### PROMPT
Restate the listing below word for word, omitting any images.

### EXTRACTED DATA
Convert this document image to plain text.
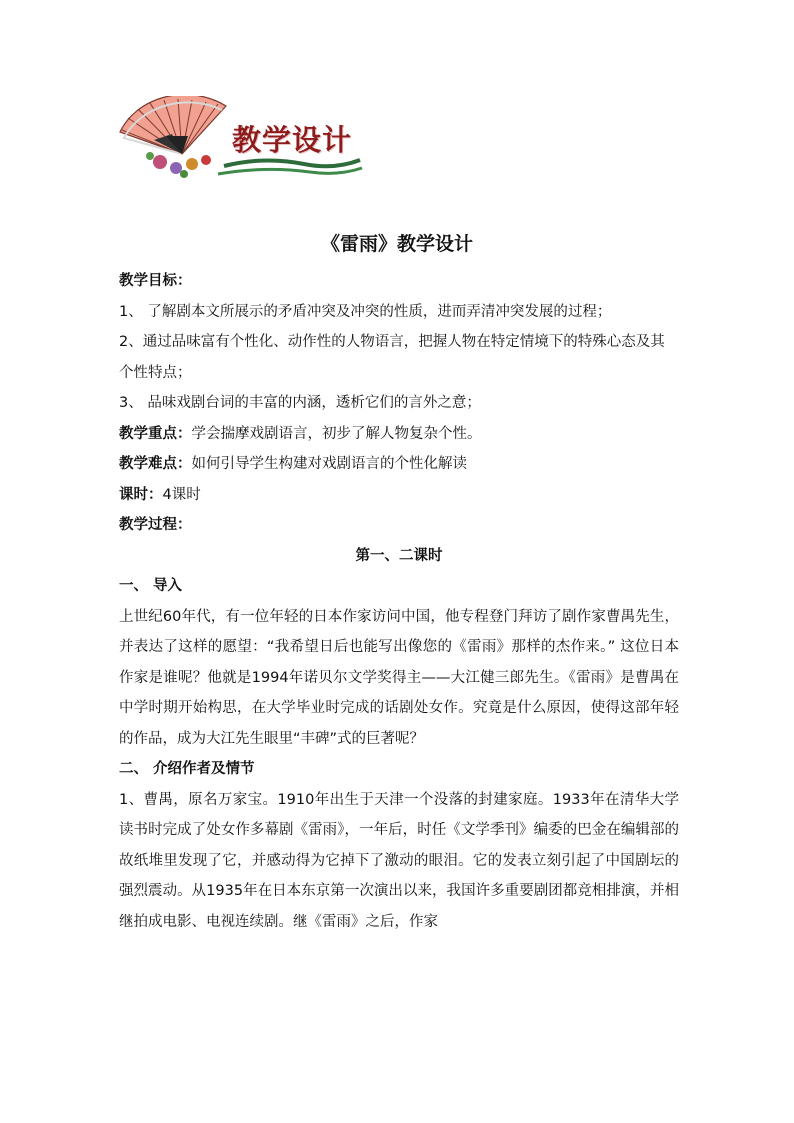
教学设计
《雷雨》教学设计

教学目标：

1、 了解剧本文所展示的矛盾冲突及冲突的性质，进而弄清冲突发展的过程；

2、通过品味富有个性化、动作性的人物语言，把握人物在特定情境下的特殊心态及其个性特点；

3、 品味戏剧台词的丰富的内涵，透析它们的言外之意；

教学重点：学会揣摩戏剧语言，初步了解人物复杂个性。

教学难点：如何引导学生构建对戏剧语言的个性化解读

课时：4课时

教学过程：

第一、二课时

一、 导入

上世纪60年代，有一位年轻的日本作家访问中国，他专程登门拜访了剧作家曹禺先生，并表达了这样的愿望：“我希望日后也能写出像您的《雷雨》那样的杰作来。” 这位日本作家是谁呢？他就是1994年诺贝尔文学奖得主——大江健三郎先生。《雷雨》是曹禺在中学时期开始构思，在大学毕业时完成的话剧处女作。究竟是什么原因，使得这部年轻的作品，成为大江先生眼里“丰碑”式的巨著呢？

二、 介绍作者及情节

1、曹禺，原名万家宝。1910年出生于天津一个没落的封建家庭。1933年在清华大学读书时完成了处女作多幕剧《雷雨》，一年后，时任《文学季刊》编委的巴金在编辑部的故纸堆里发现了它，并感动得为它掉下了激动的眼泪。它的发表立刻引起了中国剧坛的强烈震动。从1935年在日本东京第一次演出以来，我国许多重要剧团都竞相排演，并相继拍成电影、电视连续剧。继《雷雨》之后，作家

### RESPONSE TO THE EXERCISE
Convert this document image to plain text.
教学设计
《雷雨》教学设计

教学目标：

1、 了解剧本文所展示的矛盾冲突及冲突的性质，进而弄清冲突发展的过程；

2、通过品味富有个性化、动作性的人物语言，把握人物在特定情境下的特殊心态及其个性特点；

3、 品味戏剧台词的丰富的内涵，透析它们的言外之意；

教学重点：学会揣摩戏剧语言，初步了解人物复杂个性。

教学难点：如何引导学生构建对戏剧语言的个性化解读

课时：4课时

教学过程：

第一、二课时

一、 导入

上世纪60年代，有一位年轻的日本作家访问中国，他专程登门拜访了剧作家曹禺先生，并表达了这样的愿望：“我希望日后也能写出像您的《雷雨》那样的杰作来。” 这位日本作家是谁呢？他就是1994年诺贝尔文学奖得主——大江健三郎先生。《雷雨》是曹禺在中学时期开始构思，在大学毕业时完成的话剧处女作。究竟是什么原因，使得这部年轻的作品，成为大江先生眼里“丰碑”式的巨著呢？

二、 介绍作者及情节

1、曹禺，原名万家宝。1910年出生于天津一个没落的封建家庭。1933年在清华大学读书时完成了处女作多幕剧《雷雨》，一年后，时任《文学季刊》编委的巴金在编辑部的故纸堆里发现了它，并感动得为它掉下了激动的眼泪。它的发表立刻引起了中国剧坛的强烈震动。从1935年在日本东京第一次演出以来，我国许多重要剧团都竞相排演，并相继拍成电影、电视连续剧。继《雷雨》之后，作家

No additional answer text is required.